Data entries:
>>>>
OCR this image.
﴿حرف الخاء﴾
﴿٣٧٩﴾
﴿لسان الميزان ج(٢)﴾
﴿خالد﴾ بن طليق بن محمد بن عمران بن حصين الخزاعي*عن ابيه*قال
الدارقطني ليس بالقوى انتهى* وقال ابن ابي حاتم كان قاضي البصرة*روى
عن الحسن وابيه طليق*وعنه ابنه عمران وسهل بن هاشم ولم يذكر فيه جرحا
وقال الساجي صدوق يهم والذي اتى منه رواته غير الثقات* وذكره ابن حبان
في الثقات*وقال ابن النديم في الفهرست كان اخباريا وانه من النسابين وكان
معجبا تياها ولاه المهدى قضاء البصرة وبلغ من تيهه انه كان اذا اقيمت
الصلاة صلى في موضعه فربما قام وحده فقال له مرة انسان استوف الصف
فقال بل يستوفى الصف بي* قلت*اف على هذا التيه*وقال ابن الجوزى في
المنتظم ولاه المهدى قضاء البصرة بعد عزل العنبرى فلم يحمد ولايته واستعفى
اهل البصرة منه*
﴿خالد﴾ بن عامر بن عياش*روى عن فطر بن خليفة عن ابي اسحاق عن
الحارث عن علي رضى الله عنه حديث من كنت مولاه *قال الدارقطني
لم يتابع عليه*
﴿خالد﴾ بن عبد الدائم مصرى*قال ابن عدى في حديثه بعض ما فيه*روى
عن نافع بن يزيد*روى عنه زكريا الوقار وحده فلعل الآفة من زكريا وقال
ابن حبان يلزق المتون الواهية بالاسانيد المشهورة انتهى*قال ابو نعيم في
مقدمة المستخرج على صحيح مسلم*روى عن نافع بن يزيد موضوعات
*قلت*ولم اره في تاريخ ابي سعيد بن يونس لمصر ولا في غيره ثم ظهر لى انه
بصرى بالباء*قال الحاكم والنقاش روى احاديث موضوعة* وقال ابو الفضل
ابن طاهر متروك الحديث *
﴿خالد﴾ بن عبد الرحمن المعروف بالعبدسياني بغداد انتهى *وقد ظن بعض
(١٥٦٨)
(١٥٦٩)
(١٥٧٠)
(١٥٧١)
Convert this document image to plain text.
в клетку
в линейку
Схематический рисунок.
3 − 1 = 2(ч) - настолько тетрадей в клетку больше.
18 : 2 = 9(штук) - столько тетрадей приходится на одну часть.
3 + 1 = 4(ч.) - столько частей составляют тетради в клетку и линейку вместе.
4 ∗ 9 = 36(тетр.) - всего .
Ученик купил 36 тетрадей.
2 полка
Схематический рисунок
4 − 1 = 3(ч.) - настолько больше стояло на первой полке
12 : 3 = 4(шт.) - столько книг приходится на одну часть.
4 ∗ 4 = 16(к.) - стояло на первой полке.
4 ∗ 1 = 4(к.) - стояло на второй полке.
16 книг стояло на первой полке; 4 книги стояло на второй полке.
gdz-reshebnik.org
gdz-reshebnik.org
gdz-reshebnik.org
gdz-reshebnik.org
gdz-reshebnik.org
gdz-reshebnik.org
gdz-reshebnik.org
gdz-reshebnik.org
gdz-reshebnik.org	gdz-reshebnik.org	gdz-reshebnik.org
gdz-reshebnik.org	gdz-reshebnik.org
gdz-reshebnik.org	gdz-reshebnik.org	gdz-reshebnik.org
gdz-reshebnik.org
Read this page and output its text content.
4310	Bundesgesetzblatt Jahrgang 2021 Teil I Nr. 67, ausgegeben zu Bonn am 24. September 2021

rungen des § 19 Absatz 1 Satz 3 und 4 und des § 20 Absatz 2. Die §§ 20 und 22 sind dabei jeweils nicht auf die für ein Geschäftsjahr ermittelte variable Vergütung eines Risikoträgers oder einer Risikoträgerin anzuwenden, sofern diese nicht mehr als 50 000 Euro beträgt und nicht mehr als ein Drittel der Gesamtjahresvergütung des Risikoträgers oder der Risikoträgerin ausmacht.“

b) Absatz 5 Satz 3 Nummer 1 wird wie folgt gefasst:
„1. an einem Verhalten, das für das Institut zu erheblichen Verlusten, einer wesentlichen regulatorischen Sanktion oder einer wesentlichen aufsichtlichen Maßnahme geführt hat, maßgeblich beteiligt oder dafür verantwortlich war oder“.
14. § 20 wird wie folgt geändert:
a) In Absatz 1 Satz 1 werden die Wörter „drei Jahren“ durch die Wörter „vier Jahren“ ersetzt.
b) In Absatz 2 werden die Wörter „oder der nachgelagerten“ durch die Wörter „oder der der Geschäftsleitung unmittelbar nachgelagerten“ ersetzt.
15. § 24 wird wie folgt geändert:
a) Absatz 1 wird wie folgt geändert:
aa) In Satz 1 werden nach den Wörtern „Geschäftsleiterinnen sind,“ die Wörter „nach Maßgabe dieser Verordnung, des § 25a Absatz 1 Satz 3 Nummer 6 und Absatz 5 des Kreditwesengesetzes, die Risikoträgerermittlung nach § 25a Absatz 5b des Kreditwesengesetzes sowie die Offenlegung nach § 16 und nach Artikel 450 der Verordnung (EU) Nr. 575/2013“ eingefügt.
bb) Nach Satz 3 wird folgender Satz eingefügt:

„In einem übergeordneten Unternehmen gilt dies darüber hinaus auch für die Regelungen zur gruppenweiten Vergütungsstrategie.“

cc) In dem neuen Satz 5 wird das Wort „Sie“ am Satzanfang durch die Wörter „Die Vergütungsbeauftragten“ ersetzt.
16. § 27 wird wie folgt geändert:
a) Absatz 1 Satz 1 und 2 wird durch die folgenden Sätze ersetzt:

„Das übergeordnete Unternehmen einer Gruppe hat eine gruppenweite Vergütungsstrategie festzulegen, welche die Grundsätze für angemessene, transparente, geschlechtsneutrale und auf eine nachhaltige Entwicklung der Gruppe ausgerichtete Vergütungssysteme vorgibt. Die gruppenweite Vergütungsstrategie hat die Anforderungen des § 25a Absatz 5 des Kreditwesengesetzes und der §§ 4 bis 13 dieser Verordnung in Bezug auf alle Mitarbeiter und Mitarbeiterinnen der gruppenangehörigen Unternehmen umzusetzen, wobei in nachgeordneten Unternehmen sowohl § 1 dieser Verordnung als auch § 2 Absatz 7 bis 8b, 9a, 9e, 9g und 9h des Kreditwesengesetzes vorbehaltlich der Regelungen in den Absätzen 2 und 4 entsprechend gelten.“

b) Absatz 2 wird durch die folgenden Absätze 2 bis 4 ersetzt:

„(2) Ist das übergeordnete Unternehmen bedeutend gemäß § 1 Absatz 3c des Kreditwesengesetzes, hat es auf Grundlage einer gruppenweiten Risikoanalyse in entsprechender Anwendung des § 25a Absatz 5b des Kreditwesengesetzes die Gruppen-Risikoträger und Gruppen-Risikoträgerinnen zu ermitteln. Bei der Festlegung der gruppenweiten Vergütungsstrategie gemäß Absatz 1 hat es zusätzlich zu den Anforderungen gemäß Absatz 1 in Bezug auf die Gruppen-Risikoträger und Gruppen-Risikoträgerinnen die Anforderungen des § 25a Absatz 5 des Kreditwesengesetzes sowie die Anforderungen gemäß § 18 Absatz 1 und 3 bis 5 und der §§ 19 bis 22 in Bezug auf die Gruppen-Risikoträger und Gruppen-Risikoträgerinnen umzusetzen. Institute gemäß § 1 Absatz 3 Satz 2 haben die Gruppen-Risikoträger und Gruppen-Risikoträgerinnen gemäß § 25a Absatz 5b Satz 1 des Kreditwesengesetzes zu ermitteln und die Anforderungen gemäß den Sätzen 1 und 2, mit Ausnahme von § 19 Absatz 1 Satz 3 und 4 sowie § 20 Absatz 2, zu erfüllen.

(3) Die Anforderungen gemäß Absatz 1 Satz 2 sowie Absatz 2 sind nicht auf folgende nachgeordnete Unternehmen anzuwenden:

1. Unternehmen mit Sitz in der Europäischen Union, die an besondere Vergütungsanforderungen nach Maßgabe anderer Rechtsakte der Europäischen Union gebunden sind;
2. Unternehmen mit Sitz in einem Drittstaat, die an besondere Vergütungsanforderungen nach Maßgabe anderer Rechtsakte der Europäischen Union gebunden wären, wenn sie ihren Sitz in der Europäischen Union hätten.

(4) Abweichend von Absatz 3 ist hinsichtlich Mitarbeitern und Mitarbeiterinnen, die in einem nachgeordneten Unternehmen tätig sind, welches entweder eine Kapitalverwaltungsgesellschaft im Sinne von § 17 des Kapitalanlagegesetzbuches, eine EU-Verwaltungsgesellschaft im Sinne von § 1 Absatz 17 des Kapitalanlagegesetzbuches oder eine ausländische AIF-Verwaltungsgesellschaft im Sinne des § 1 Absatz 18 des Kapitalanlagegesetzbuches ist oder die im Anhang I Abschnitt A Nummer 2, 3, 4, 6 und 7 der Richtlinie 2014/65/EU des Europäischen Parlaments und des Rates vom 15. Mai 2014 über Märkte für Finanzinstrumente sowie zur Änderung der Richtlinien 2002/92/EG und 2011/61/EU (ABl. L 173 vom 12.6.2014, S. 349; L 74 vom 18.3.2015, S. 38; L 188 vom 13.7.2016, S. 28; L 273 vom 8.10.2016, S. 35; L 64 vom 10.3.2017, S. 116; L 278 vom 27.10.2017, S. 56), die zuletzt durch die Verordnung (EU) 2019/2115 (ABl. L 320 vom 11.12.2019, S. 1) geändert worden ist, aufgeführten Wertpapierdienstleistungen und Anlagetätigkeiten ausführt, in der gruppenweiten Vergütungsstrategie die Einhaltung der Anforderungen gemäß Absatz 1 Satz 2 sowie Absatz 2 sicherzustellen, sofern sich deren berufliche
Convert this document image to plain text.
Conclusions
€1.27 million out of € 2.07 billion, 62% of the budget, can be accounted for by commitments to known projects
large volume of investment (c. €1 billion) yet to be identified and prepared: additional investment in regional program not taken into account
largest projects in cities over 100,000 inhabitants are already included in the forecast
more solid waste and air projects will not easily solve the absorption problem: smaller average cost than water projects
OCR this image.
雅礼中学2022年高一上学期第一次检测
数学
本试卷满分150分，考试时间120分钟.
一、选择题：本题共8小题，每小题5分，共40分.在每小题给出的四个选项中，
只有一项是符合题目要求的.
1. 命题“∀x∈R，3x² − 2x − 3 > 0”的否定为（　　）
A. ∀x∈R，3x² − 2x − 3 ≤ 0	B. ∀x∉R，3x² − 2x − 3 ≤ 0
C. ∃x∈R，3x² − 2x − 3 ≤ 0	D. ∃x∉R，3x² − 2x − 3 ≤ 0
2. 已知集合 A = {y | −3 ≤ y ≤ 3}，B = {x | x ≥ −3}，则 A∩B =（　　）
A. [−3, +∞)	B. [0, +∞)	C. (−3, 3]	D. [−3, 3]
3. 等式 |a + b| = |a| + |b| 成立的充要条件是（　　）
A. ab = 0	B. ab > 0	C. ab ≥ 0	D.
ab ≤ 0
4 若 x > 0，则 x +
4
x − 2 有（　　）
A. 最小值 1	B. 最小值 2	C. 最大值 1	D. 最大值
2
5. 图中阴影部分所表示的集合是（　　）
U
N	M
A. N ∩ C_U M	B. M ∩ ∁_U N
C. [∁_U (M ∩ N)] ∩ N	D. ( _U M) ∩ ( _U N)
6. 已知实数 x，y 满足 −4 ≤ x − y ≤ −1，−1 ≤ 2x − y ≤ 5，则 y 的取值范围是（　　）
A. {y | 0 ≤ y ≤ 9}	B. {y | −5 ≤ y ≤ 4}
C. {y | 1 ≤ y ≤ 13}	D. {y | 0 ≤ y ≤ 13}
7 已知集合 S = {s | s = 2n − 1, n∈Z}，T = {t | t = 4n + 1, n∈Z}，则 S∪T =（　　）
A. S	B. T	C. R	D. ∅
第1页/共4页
<<<<
Exercise details:
Keep only the lines that hold the string "gebunden", and copy them out.

Complete response:
1. Unternehmen mit Sitz in der Europäischen Union, die an besondere Vergütungsanforderungen nach Maßgabe anderer Rechtsakte der Europäischen Union gebunden sind;
2. Unternehmen mit Sitz in einem Drittstaat, die an besondere Vergütungsanforderungen nach Maßgabe anderer Rechtsakte der Europäischen Union gebunden wären, wenn sie ihren Sitz in der Europäischen Union hätten.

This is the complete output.